(Records from a collection)
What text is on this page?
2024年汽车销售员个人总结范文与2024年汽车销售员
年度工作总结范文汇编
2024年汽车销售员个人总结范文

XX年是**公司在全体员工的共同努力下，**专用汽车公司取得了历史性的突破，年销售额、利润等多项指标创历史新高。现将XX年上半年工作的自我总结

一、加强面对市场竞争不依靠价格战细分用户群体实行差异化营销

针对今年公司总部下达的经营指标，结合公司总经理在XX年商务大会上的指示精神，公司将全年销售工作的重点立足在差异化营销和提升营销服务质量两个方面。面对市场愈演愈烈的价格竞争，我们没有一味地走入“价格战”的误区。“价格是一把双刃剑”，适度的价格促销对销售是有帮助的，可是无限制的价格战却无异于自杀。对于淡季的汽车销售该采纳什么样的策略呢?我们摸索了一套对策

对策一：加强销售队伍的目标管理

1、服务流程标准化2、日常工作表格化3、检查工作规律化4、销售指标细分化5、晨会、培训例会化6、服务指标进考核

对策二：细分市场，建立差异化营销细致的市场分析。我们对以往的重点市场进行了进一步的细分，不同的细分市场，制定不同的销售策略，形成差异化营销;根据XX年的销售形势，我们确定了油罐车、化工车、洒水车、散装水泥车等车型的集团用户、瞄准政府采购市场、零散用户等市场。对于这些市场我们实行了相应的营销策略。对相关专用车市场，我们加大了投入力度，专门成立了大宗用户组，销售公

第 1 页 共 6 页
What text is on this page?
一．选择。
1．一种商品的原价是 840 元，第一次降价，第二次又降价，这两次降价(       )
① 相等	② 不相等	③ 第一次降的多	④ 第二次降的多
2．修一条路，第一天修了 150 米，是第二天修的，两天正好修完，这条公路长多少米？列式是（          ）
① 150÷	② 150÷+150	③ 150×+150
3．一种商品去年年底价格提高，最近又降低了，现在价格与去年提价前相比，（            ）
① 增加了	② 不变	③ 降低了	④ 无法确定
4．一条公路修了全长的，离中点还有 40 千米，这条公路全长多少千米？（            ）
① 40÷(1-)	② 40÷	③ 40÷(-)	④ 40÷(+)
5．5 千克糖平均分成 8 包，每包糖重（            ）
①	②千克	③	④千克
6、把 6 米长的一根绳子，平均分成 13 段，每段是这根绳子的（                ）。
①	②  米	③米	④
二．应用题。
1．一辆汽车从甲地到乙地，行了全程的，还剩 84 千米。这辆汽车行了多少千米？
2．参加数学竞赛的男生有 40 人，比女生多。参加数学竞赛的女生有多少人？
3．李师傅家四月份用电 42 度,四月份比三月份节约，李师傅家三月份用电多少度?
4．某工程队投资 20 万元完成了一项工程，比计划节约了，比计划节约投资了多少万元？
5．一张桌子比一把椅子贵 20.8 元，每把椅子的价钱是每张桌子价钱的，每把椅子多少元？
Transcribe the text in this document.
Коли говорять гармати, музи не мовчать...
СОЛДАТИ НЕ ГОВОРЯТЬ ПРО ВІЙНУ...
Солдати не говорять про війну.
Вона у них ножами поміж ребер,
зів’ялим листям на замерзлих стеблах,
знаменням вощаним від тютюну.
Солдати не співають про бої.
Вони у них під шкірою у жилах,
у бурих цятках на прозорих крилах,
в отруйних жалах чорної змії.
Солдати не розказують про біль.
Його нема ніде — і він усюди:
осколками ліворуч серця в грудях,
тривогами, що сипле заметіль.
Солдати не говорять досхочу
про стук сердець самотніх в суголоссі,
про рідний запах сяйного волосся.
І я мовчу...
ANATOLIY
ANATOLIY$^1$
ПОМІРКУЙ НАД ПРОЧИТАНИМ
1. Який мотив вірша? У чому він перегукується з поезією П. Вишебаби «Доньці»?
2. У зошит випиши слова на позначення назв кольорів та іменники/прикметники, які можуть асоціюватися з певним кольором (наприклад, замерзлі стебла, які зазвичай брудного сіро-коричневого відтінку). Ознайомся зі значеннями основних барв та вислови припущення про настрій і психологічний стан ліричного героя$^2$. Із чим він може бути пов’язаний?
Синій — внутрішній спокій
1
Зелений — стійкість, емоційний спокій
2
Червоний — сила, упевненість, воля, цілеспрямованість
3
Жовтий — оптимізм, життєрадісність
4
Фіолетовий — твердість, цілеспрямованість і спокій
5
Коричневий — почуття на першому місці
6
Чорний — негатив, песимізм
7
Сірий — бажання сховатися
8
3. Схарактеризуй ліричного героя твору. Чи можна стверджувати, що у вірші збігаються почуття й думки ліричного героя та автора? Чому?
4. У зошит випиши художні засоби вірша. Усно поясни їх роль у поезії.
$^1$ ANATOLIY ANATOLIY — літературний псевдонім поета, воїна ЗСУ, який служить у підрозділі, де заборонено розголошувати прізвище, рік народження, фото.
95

* **AIM OF THE TASK**
Copy out exactly the lines running from the line with "Transcribe the text in this document." to the end of the records, inclusive.

* **WRITTEN REPLY**
Transcribe the text in this document.
Коли говорять гармати, музи не мовчать...
СОЛДАТИ НЕ ГОВОРЯТЬ ПРО ВІЙНУ...
Солдати не говорять про війну.
Вона у них ножами поміж ребер,
зів’ялим листям на замерзлих стеблах,
знаменням вощаним від тютюну.
Солдати не співають про бої.
Вони у них під шкірою у жилах,
у бурих цятках на прозорих крилах,
в отруйних жалах чорної змії.
Солдати не розказують про біль.
Його нема ніде — і він усюди:
осколками ліворуч серця в грудях,
тривогами, що сипле заметіль.
Солдати не говорять досхочу
про стук сердець самотніх в суголоссі,
про рідний запах сяйного волосся.
І я мовчу...
ANATOLIY
ANATOLIY$^1$
ПОМІРКУЙ НАД ПРОЧИТАНИМ
1. Який мотив вірша? У чому він перегукується з поезією П. Вишебаби «Доньці»?
2. У зошит випиши слова на позначення назв кольорів та іменники/прикметники, які можуть асоціюватися з певним кольором (наприклад, замерзлі стебла, які зазвичай брудного сіро-коричневого відтінку). Ознайомся зі значеннями основних барв та вислови припущення про настрій і психологічний стан ліричного героя$^2$. Із чим він може бути пов’язаний?
Синій — внутрішній спокій
1
Зелений — стійкість, емоційний спокій
2
Червоний — сила, упевненість, воля, цілеспрямованість
3
Жовтий — оптимізм, життєрадісність
4
Фіолетовий — твердість, цілеспрямованість і спокій
5
Коричневий — почуття на першому місці
6
Чорний — негатив, песимізм
7
Сірий — бажання сховатися
8
3. Схарактеризуй ліричного героя твору. Чи можна стверджувати, що у вірші збігаються почуття й думки ліричного героя та автора? Чому?
4. У зошит випиши художні засоби вірша. Усно поясни їх роль у поезії.
$^1$ ANATOLIY ANATOLIY — літературний псевдонім поета, воїна ЗСУ, який служить у підрозділі, де заборонено розголошувати прізвище, рік народження, фото.
95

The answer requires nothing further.